[Dataset records]
━━━━━━━━

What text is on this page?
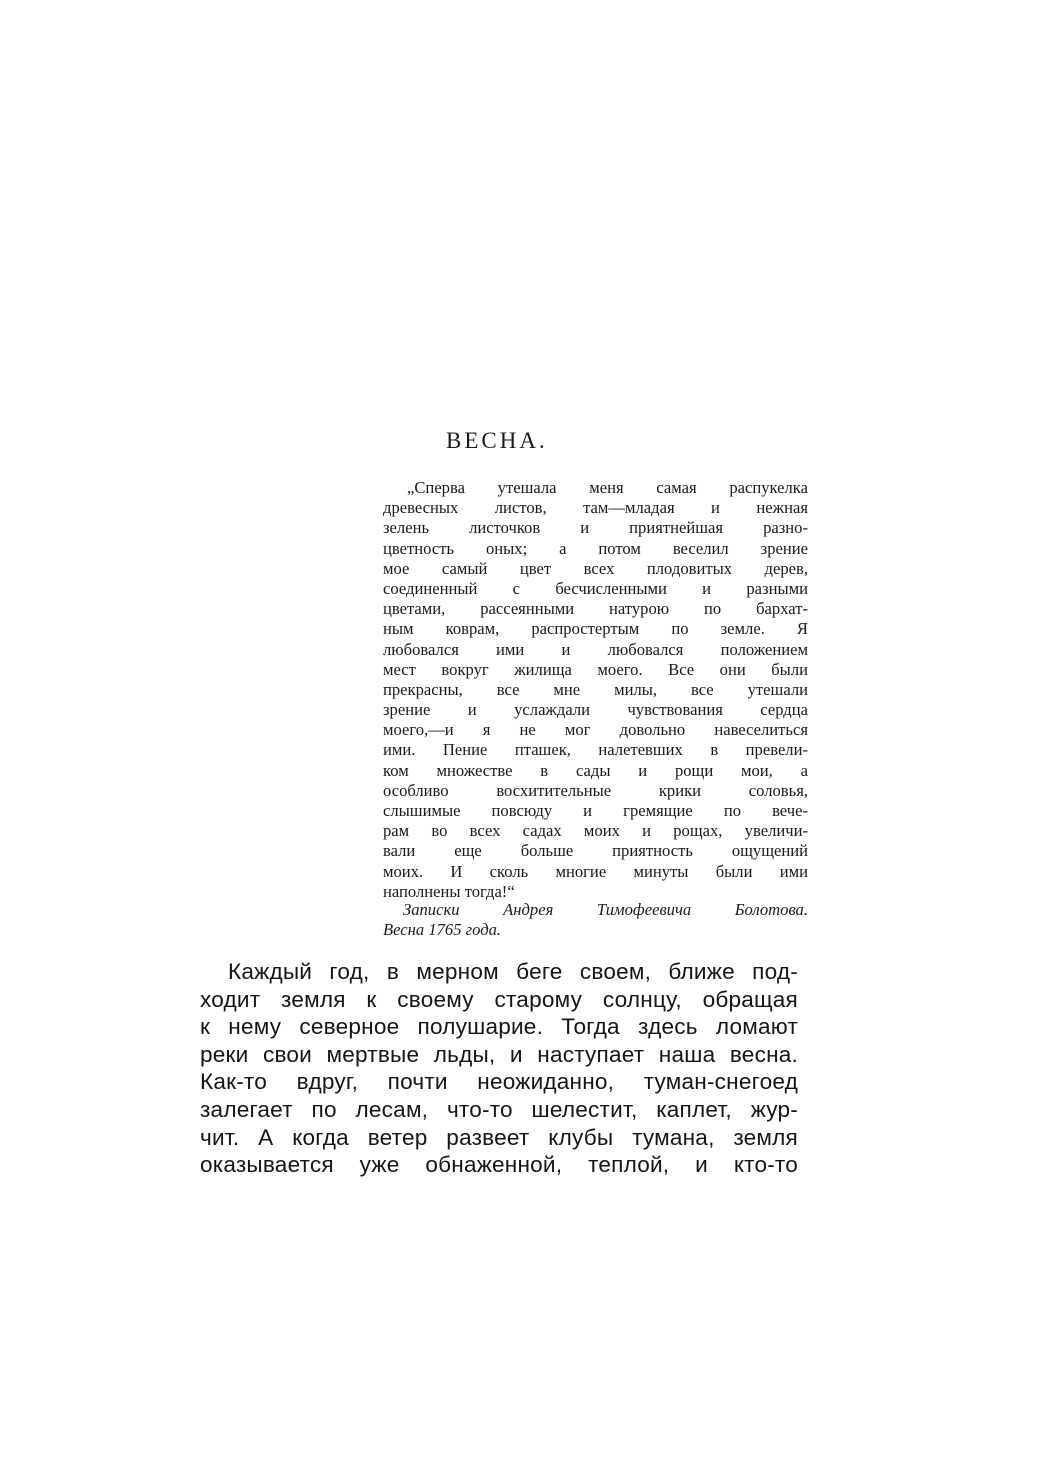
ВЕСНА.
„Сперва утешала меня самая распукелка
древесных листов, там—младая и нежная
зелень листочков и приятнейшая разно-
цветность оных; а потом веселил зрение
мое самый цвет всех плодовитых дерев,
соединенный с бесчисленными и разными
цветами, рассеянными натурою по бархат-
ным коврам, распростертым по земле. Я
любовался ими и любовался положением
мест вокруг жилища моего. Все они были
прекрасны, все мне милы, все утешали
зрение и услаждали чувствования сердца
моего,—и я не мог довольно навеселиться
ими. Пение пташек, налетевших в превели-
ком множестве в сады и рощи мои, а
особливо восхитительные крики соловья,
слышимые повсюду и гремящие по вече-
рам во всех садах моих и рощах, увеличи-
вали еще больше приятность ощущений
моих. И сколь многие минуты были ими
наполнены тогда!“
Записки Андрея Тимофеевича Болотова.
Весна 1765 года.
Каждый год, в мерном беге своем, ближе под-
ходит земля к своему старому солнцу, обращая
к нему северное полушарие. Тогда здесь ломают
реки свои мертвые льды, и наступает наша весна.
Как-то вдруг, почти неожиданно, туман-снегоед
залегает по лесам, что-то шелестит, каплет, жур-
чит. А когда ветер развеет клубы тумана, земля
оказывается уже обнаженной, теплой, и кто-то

━━━━━━━━

> Given instruction
Copy the whole listing above word for word but do not carry over the pictures.

> Solution for this exercise
What text is on this page?
ВЕСНА.
„Сперва утешала меня самая распукелка
древесных листов, там—младая и нежная
зелень листочков и приятнейшая разно-
цветность оных; а потом веселил зрение
мое самый цвет всех плодовитых дерев,
соединенный с бесчисленными и разными
цветами, рассеянными натурою по бархат-
ным коврам, распростертым по земле. Я
любовался ими и любовался положением
мест вокруг жилища моего. Все они были
прекрасны, все мне милы, все утешали
зрение и услаждали чувствования сердца
моего,—и я не мог довольно навеселиться
ими. Пение пташек, налетевших в превели-
ком множестве в сады и рощи мои, а
особливо восхитительные крики соловья,
слышимые повсюду и гремящие по вече-
рам во всех садах моих и рощах, увеличи-
вали еще больше приятность ощущений
моих. И сколь многие минуты были ими
наполнены тогда!“
Записки Андрея Тимофеевича Болотова.
Весна 1765 года.
Каждый год, в мерном беге своем, ближе под-
ходит земля к своему старому солнцу, обращая
к нему северное полушарие. Тогда здесь ломают
реки свои мертвые льды, и наступает наша весна.
Как-то вдруг, почти неожиданно, туман-снегоед
залегает по лесам, что-то шелестит, каплет, жур-
чит. А когда ветер развеет клубы тумана, земля
оказывается уже обнаженной, теплой, и кто-то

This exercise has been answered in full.